[OBJECTIVE] Set down the whole listing verbatim.

>> start AVAILABLE DATA

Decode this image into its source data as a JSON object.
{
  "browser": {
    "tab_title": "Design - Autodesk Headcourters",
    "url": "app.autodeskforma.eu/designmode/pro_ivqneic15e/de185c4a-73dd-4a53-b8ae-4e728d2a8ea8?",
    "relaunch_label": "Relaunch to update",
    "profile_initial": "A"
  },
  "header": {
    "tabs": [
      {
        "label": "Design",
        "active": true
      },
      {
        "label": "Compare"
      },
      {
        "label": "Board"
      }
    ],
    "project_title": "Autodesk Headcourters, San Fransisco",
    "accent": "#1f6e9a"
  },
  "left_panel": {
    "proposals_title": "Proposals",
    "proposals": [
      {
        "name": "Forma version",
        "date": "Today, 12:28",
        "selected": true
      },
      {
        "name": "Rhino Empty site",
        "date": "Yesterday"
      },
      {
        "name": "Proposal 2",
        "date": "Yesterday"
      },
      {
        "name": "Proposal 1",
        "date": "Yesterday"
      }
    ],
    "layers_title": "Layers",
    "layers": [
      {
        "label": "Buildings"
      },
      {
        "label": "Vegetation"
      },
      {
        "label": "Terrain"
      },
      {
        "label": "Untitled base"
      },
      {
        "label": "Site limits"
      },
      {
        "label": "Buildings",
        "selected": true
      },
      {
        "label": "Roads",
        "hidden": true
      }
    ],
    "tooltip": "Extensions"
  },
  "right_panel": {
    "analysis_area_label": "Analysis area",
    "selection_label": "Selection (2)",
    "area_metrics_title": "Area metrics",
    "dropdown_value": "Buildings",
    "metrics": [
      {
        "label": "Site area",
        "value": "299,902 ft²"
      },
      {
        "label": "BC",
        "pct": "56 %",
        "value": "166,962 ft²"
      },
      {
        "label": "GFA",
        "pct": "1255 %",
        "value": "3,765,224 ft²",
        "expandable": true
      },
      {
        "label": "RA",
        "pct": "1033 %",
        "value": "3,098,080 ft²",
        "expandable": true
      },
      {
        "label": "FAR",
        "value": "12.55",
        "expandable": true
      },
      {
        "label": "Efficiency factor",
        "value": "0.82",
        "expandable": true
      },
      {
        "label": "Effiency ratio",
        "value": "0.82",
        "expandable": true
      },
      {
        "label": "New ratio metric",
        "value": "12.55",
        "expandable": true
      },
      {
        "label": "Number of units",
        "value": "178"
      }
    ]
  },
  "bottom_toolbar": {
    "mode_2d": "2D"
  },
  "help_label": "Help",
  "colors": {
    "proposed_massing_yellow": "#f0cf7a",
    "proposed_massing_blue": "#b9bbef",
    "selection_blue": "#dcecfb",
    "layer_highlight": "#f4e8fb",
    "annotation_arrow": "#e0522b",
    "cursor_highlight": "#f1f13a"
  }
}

>> end AVAILABLE DATA

[RESULT OF THE TASK]
Decode this image into its source data as a JSON object.
{
  "browser": {
    "tab_title": "Design - Autodesk Headcourters",
    "url": "app.autodeskforma.eu/designmode/pro_ivqneic15e/de185c4a-73dd-4a53-b8ae-4e728d2a8ea8?",
    "relaunch_label": "Relaunch to update",
    "profile_initial": "A"
  },
  "header": {
    "tabs": [
      {
        "label": "Design",
        "active": true
      },
      {
        "label": "Compare"
      },
      {
        "label": "Board"
      }
    ],
    "project_title": "Autodesk Headcourters, San Fransisco",
    "accent": "#1f6e9a"
  },
  "left_panel": {
    "proposals_title": "Proposals",
    "proposals": [
      {
        "name": "Forma version",
        "date": "Today, 12:28",
        "selected": true
      },
      {
        "name": "Rhino Empty site",
        "date": "Yesterday"
      },
      {
        "name": "Proposal 2",
        "date": "Yesterday"
      },
      {
        "name": "Proposal 1",
        "date": "Yesterday"
      }
    ],
    "layers_title": "Layers",
    "layers": [
      {
        "label": "Buildings"
      },
      {
        "label": "Vegetation"
      },
      {
        "label": "Terrain"
      },
      {
        "label": "Untitled base"
      },
      {
        "label": "Site limits"
      },
      {
        "label": "Buildings",
        "selected": true
      },
      {
        "label": "Roads",
        "hidden": true
      }
    ],
    "tooltip": "Extensions"
  },
  "right_panel": {
    "analysis_area_label": "Analysis area",
    "selection_label": "Selection (2)",
    "area_metrics_title": "Area metrics",
    "dropdown_value": "Buildings",
    "metrics": [
      {
        "label": "Site area",
        "value": "299,902 ft²"
      },
      {
        "label": "BC",
        "pct": "56 %",
        "value": "166,962 ft²"
      },
      {
        "label": "GFA",
        "pct": "1255 %",
        "value": "3,765,224 ft²",
        "expandable": true
      },
      {
        "label": "RA",
        "pct": "1033 %",
        "value": "3,098,080 ft²",
        "expandable": true
      },
      {
        "label": "FAR",
        "value": "12.55",
        "expandable": true
      },
      {
        "label": "Efficiency factor",
        "value": "0.82",
        "expandable": true
      },
      {
        "label": "Effiency ratio",
        "value": "0.82",
        "expandable": true
      },
      {
        "label": "New ratio metric",
        "value": "12.55",
        "expandable": true
      },
      {
        "label": "Number of units",
        "value": "178"
      }
    ]
  },
  "bottom_toolbar": {
    "mode_2d": "2D"
  },
  "help_label": "Help",
  "colors": {
    "proposed_massing_yellow": "#f0cf7a",
    "proposed_massing_blue": "#b9bbef",
    "selection_blue": "#dcecfb",
    "layer_highlight": "#f4e8fb",
    "annotation_arrow": "#e0522b",
    "cursor_highlight": "#f1f13a"
  }
}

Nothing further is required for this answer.